STATED GOAL:
Pictures should be excluded; otherwise, copy every entry exactly.

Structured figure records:
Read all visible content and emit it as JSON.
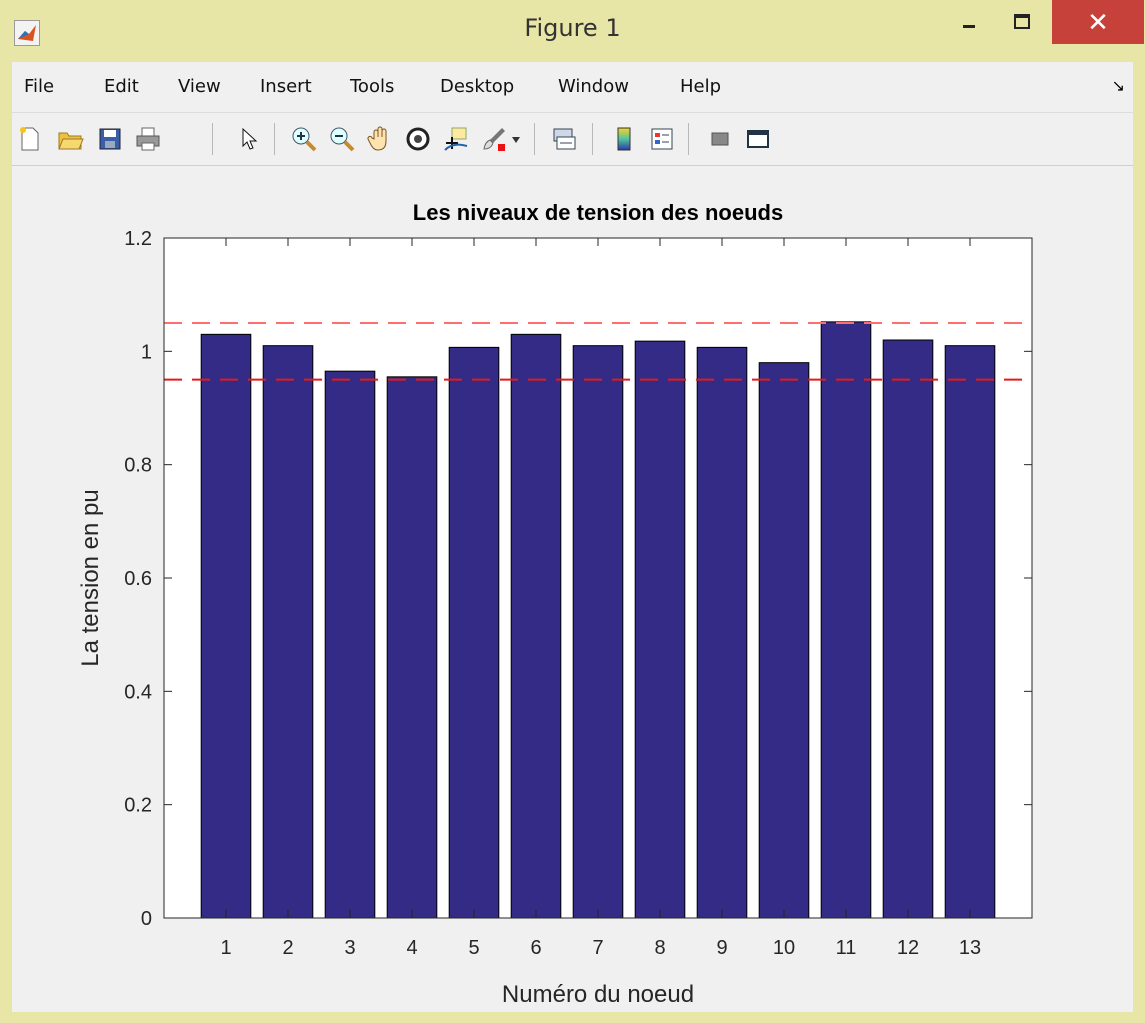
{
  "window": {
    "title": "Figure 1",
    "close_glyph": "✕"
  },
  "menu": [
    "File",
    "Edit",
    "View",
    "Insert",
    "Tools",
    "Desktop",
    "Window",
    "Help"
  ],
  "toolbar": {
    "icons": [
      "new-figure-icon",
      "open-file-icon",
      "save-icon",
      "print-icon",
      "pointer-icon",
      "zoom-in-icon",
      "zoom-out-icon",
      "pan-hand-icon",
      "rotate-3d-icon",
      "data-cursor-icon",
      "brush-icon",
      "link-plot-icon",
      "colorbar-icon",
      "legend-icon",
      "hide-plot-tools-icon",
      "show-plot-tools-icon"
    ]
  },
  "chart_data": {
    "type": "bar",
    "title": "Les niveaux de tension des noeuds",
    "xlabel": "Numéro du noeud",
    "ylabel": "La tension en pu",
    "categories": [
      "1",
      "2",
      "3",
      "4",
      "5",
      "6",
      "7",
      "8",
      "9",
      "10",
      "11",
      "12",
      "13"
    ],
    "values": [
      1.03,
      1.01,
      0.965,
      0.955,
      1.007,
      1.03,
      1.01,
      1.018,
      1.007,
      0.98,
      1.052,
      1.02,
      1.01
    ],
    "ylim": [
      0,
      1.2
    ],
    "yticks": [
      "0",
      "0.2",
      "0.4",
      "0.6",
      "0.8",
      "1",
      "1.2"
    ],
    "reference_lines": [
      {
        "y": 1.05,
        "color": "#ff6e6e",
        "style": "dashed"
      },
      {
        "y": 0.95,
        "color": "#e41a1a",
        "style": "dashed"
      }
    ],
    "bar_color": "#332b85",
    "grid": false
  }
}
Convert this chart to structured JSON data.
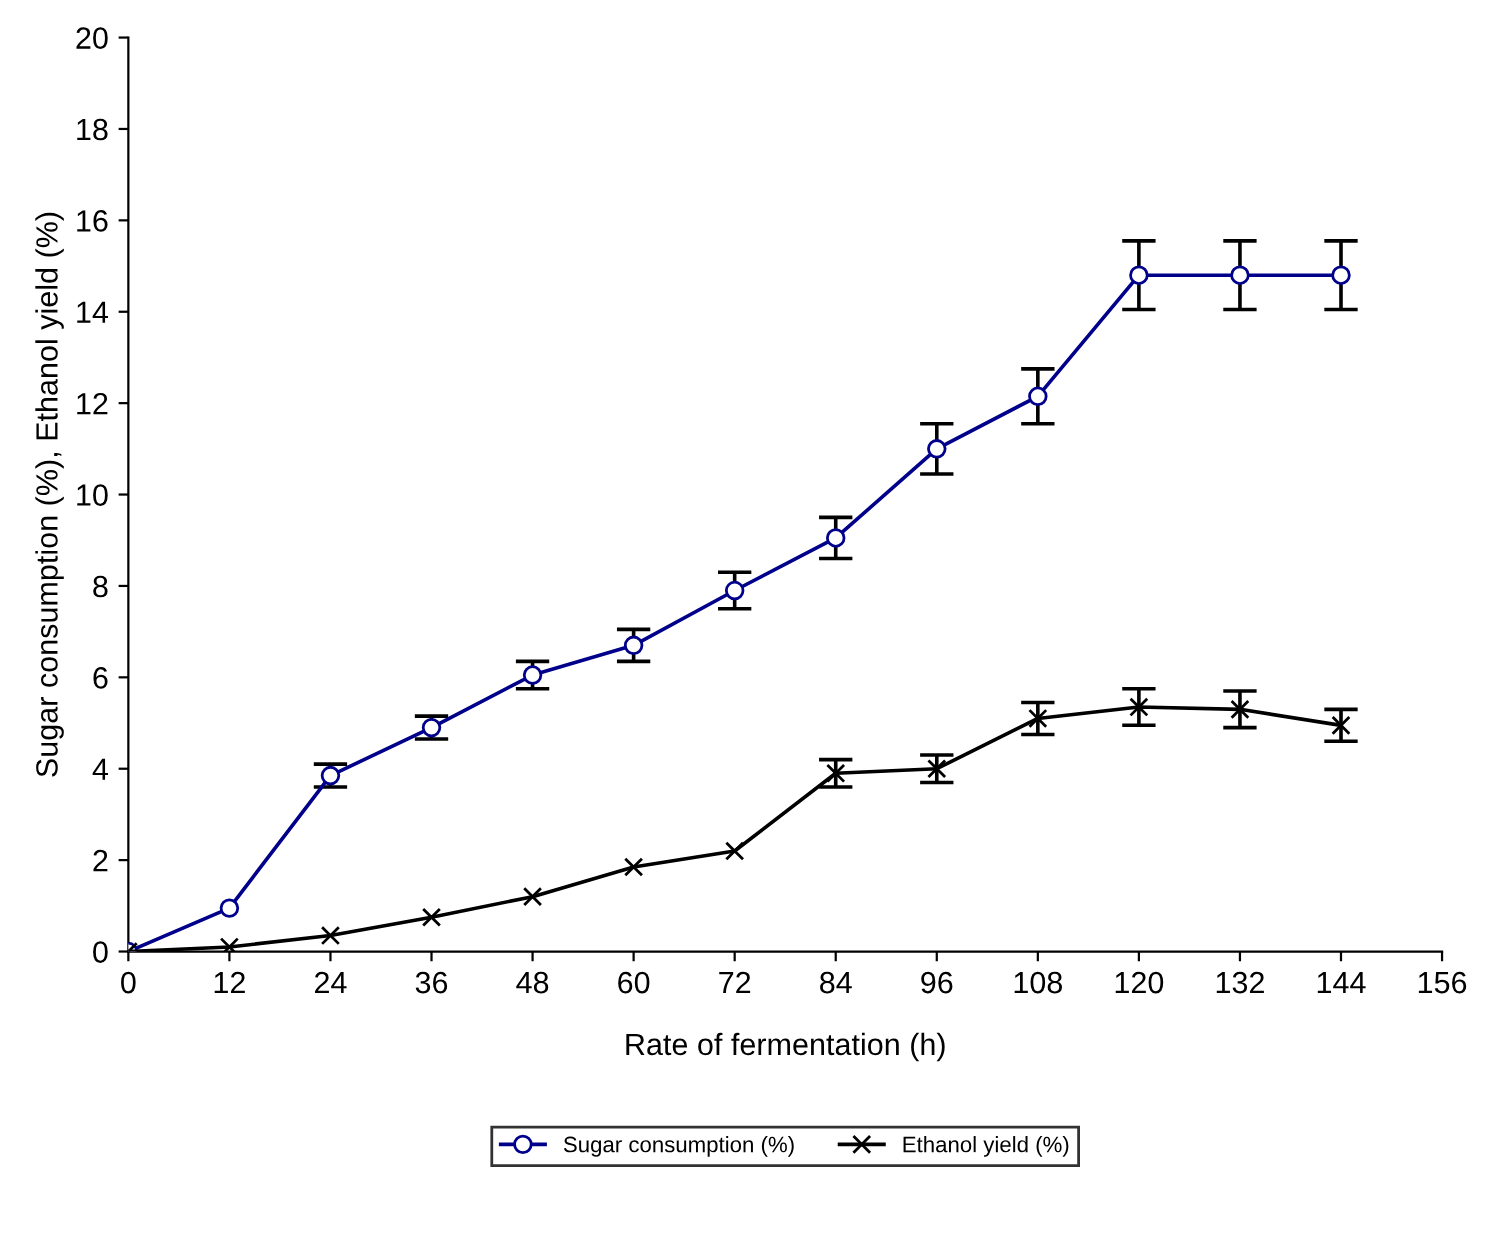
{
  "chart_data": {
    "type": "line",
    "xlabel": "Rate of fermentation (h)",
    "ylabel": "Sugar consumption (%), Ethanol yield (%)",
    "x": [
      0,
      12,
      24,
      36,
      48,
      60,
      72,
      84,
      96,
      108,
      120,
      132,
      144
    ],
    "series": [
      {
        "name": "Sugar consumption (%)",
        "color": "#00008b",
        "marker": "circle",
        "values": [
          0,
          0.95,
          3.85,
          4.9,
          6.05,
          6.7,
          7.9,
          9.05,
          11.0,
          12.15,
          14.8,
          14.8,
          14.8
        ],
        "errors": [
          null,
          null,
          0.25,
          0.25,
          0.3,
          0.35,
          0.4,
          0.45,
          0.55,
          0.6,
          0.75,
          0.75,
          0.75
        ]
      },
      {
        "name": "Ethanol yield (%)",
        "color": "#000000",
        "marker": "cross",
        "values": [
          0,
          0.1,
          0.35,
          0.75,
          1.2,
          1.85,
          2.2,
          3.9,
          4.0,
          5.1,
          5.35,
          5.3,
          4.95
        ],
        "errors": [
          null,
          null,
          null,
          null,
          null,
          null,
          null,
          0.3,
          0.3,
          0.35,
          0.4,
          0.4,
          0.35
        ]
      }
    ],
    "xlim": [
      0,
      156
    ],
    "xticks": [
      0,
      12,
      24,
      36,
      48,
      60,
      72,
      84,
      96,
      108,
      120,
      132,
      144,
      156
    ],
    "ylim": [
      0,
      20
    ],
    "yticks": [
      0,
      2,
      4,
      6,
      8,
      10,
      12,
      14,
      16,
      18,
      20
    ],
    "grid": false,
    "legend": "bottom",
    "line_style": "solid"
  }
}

THE ANSWER:
Read all visible content and emit it as JSON.
{
  "window": {
    "title": "Figure 1",
    "close_glyph": "✕"
  },
  "menu": [
    "File",
    "Edit",
    "View",
    "Insert",
    "Tools",
    "Desktop",
    "Window",
    "Help"
  ],
  "toolbar": {
    "icons": [
      "new-figure-icon",
      "open-file-icon",
      "save-icon",
      "print-icon",
      "pointer-icon",
      "zoom-in-icon",
      "zoom-out-icon",
      "pan-hand-icon",
      "rotate-3d-icon",
      "data-cursor-icon",
      "brush-icon",
      "link-plot-icon",
      "colorbar-icon",
      "legend-icon",
      "hide-plot-tools-icon",
      "show-plot-tools-icon"
    ]
  },
  "chart_data": {
    "type": "bar",
    "title": "Les niveaux de tension des noeuds",
    "xlabel": "Numéro du noeud",
    "ylabel": "La tension en pu",
    "categories": [
      "1",
      "2",
      "3",
      "4",
      "5",
      "6",
      "7",
      "8",
      "9",
      "10",
      "11",
      "12",
      "13"
    ],
    "values": [
      1.03,
      1.01,
      0.965,
      0.955,
      1.007,
      1.03,
      1.01,
      1.018,
      1.007,
      0.98,
      1.052,
      1.02,
      1.01
    ],
    "ylim": [
      0,
      1.2
    ],
    "yticks": [
      "0",
      "0.2",
      "0.4",
      "0.6",
      "0.8",
      "1",
      "1.2"
    ],
    "reference_lines": [
      {
        "y": 1.05,
        "color": "#ff6e6e",
        "style": "dashed"
      },
      {
        "y": 0.95,
        "color": "#e41a1a",
        "style": "dashed"
      }
    ],
    "bar_color": "#332b85",
    "grid": false
  }
}
Convert this chart to structured JSON data.
{
  "chart_data": {
    "type": "line",
    "xlabel": "Rate of fermentation (h)",
    "ylabel": "Sugar consumption (%), Ethanol yield (%)",
    "x": [
      0,
      12,
      24,
      36,
      48,
      60,
      72,
      84,
      96,
      108,
      120,
      132,
      144
    ],
    "series": [
      {
        "name": "Sugar consumption (%)",
        "color": "#00008b",
        "marker": "circle",
        "values": [
          0,
          0.95,
          3.85,
          4.9,
          6.05,
          6.7,
          7.9,
          9.05,
          11.0,
          12.15,
          14.8,
          14.8,
          14.8
        ],
        "errors": [
          null,
          null,
          0.25,
          0.25,
          0.3,
          0.35,
          0.4,
          0.45,
          0.55,
          0.6,
          0.75,
          0.75,
          0.75
        ]
      },
      {
        "name": "Ethanol yield (%)",
        "color": "#000000",
        "marker": "cross",
        "values": [
          0,
          0.1,
          0.35,
          0.75,
          1.2,
          1.85,
          2.2,
          3.9,
          4.0,
          5.1,
          5.35,
          5.3,
          4.95
        ],
        "errors": [
          null,
          null,
          null,
          null,
          null,
          null,
          null,
          0.3,
          0.3,
          0.35,
          0.4,
          0.4,
          0.35
        ]
      }
    ],
    "xlim": [
      0,
      156
    ],
    "xticks": [
      0,
      12,
      24,
      36,
      48,
      60,
      72,
      84,
      96,
      108,
      120,
      132,
      144,
      156
    ],
    "ylim": [
      0,
      20
    ],
    "yticks": [
      0,
      2,
      4,
      6,
      8,
      10,
      12,
      14,
      16,
      18,
      20
    ],
    "grid": false,
    "legend": "bottom",
    "line_style": "solid"
  }
}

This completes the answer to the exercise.